(The problem) Return the records that follow unaltered. Omit every picture.

[Dataset entries]
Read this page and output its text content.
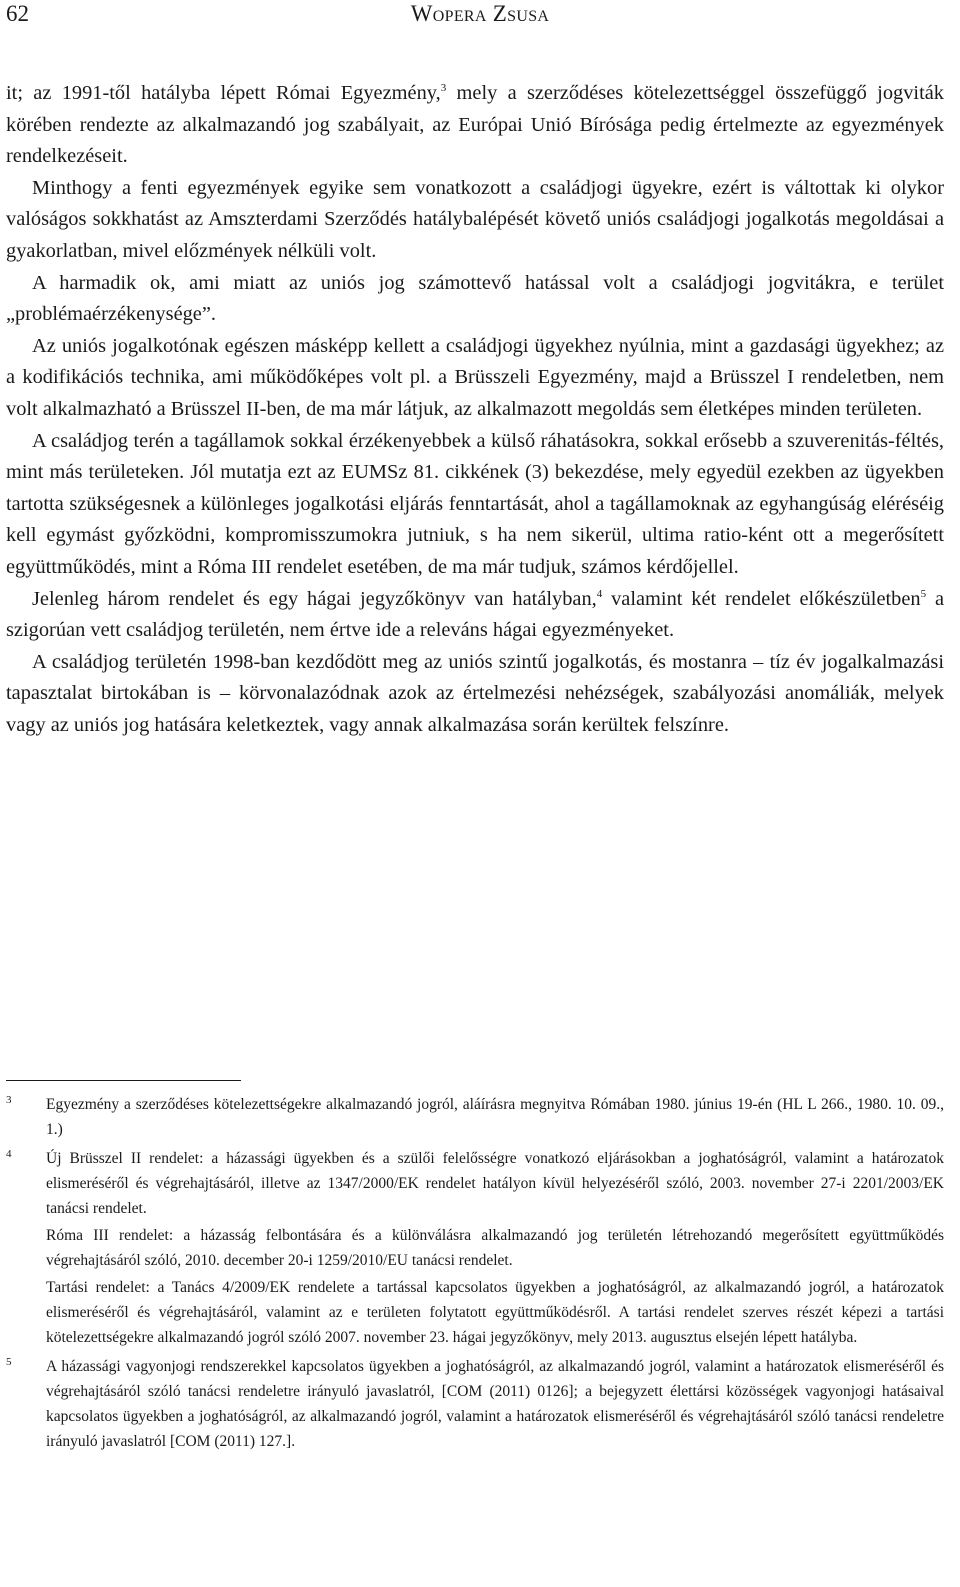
62	Wopera Zsusa

it; az 1991-től hatályba lépett Római Egyezmény,$^3$ mely a szerződéses kötelezettséggel összefüggő jogviták körében rendezte az alkalmazandó jog szabályait, az Európai Unió Bírósága pedig értelmezte az egyezmények rendelkezéseit.

Minthogy a fenti egyezmények egyike sem vonatkozott a családjogi ügyekre, ezért is váltottak ki olykor valóságos sokkhatást az Amszterdami Szerződés hatálybalépését követő uniós családjogi jogalkotás megoldásai a gyakorlatban, mivel előzmények nélküli volt.

A harmadik ok, ami miatt az uniós jog számottevő hatással volt a családjogi jogvitákra, e terület „problémaérzékenysége”.

Az uniós jogalkotónak egészen másképp kellett a családjogi ügyekhez nyúlnia, mint a gazdasági ügyekhez; az a kodifikációs technika, ami működőképes volt pl. a Brüsszeli Egyezmény, majd a Brüsszel I rendeletben, nem volt alkalmazható a Brüsszel II-ben, de ma már látjuk, az alkalmazott megoldás sem életképes minden területen.

A családjog terén a tagállamok sokkal érzékenyebbek a külső ráhatásokra, sokkal erősebb a szuverenitás-féltés, mint más területeken. Jól mutatja ezt az EUMSz 81. cikkének (3) bekezdése, mely egyedül ezekben az ügyekben tartotta szükségesnek a különleges jogalkotási eljárás fenntartását, ahol a tagállamoknak az egyhangúság eléréséig kell egymást győzködni, kompromisszumokra jutniuk, s ha nem sikerül, ultima ratio-ként ott a megerősített együttműködés, mint a Róma III rendelet esetében, de ma már tudjuk, számos kérdőjellel.

Jelenleg három rendelet és egy hágai jegyzőkönyv van hatályban,$^4$ valamint két rendelet előkészületben$^5$ a szigorúan vett családjog területén, nem értve ide a releváns hágai egyezményeket.

A családjog területén 1998-ban kezdődött meg az uniós szintű jogalkotás, és mostanra – tíz év jogalkalmazási tapasztalat birtokában is – körvonalazódnak azok az értelmezési nehézségek, szabályozási anomáliák, melyek vagy az uniós jog hatására keletkeztek, vagy annak alkalmazása során kerültek felszínre.

3 Egyezmény a szerződéses kötelezettségekre alkalmazandó jogról, aláírásra megnyitva Rómában 1980. június 19-én (HL L 266., 1980. 10. 09., 1.)
4 Új Brüsszel II rendelet: a házassági ügyekben és a szülői felelősségre vonatkozó eljárásokban a joghatóságról, valamint a határozatok elismeréséről és végrehajtásáról, illetve az 1347/2000/EK rendelet hatályon kívül helyezéséről szóló, 2003. november 27-i 2201/2003/EK tanácsi rendelet.
Róma III rendelet: a házasság felbontására és a különválásra alkalmazandó jog területén létrehozandó megerősített együttműködés végrehajtásáról szóló, 2010. december 20-i 1259/2010/EU tanácsi rendelet.
Tartási rendelet: a Tanács 4/2009/EK rendelete a tartással kapcsolatos ügyekben a joghatóságról, az alkalmazandó jogról, a határozatok elismeréséről és végrehajtásáról, valamint az e területen folytatott együttműködésről. A tartási rendelet szerves részét képezi a tartási kötelezettségekre alkalmazandó jogról szóló 2007. november 23. hágai jegyzőkönyv, mely 2013. augusztus elsején lépett hatályba.
5 A házassági vagyonjogi rendszerekkel kapcsolatos ügyekben a joghatóságról, az alkalmazandó jogról, valamint a határozatok elismeréséről és végrehajtásáról szóló tanácsi rendeletre irányuló javaslatról, [COM (2011) 0126]; a bejegyzett élettársi közösségek vagyonjogi hatásaival kapcsolatos ügyekben a joghatóságról, az alkalmazandó jogról, valamint a határozatok elismeréséről és végrehajtásáról szóló tanácsi rendeletre irányuló javaslatról [COM (2011) 127.].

(Answer in full)
Read this page and output its text content.
62	Wopera Zsusa

it; az 1991-től hatályba lépett Római Egyezmény,$^3$ mely a szerződéses kötelezettséggel összefüggő jogviták körében rendezte az alkalmazandó jog szabályait, az Európai Unió Bírósága pedig értelmezte az egyezmények rendelkezéseit.

Minthogy a fenti egyezmények egyike sem vonatkozott a családjogi ügyekre, ezért is váltottak ki olykor valóságos sokkhatást az Amszterdami Szerződés hatálybalépését követő uniós családjogi jogalkotás megoldásai a gyakorlatban, mivel előzmények nélküli volt.

A harmadik ok, ami miatt az uniós jog számottevő hatással volt a családjogi jogvitákra, e terület „problémaérzékenysége”.

Az uniós jogalkotónak egészen másképp kellett a családjogi ügyekhez nyúlnia, mint a gazdasági ügyekhez; az a kodifikációs technika, ami működőképes volt pl. a Brüsszeli Egyezmény, majd a Brüsszel I rendeletben, nem volt alkalmazható a Brüsszel II-ben, de ma már látjuk, az alkalmazott megoldás sem életképes minden területen.

A családjog terén a tagállamok sokkal érzékenyebbek a külső ráhatásokra, sokkal erősebb a szuverenitás-féltés, mint más területeken. Jól mutatja ezt az EUMSz 81. cikkének (3) bekezdése, mely egyedül ezekben az ügyekben tartotta szükségesnek a különleges jogalkotási eljárás fenntartását, ahol a tagállamoknak az egyhangúság eléréséig kell egymást győzködni, kompromisszumokra jutniuk, s ha nem sikerül, ultima ratio-ként ott a megerősített együttműködés, mint a Róma III rendelet esetében, de ma már tudjuk, számos kérdőjellel.

Jelenleg három rendelet és egy hágai jegyzőkönyv van hatályban,$^4$ valamint két rendelet előkészületben$^5$ a szigorúan vett családjog területén, nem értve ide a releváns hágai egyezményeket.

A családjog területén 1998-ban kezdődött meg az uniós szintű jogalkotás, és mostanra – tíz év jogalkalmazási tapasztalat birtokában is – körvonalazódnak azok az értelmezési nehézségek, szabályozási anomáliák, melyek vagy az uniós jog hatására keletkeztek, vagy annak alkalmazása során kerültek felszínre.

3 Egyezmény a szerződéses kötelezettségekre alkalmazandó jogról, aláírásra megnyitva Rómában 1980. június 19-én (HL L 266., 1980. 10. 09., 1.)
4 Új Brüsszel II rendelet: a házassági ügyekben és a szülői felelősségre vonatkozó eljárásokban a joghatóságról, valamint a határozatok elismeréséről és végrehajtásáról, illetve az 1347/2000/EK rendelet hatályon kívül helyezéséről szóló, 2003. november 27-i 2201/2003/EK tanácsi rendelet.
Róma III rendelet: a házasság felbontására és a különválásra alkalmazandó jog területén létrehozandó megerősített együttműködés végrehajtásáról szóló, 2010. december 20-i 1259/2010/EU tanácsi rendelet.
Tartási rendelet: a Tanács 4/2009/EK rendelete a tartással kapcsolatos ügyekben a joghatóságról, az alkalmazandó jogról, a határozatok elismeréséről és végrehajtásáról, valamint az e területen folytatott együttműködésről. A tartási rendelet szerves részét képezi a tartási kötelezettségekre alkalmazandó jogról szóló 2007. november 23. hágai jegyzőkönyv, mely 2013. augusztus elsején lépett hatályba.
5 A házassági vagyonjogi rendszerekkel kapcsolatos ügyekben a joghatóságról, az alkalmazandó jogról, valamint a határozatok elismeréséről és végrehajtásáról szóló tanácsi rendeletre irányuló javaslatról, [COM (2011) 0126]; a bejegyzett élettársi közösségek vagyonjogi hatásaival kapcsolatos ügyekben a joghatóságról, az alkalmazandó jogról, valamint a határozatok elismeréséről és végrehajtásáról szóló tanácsi rendeletre irányuló javaslatról [COM (2011) 127.].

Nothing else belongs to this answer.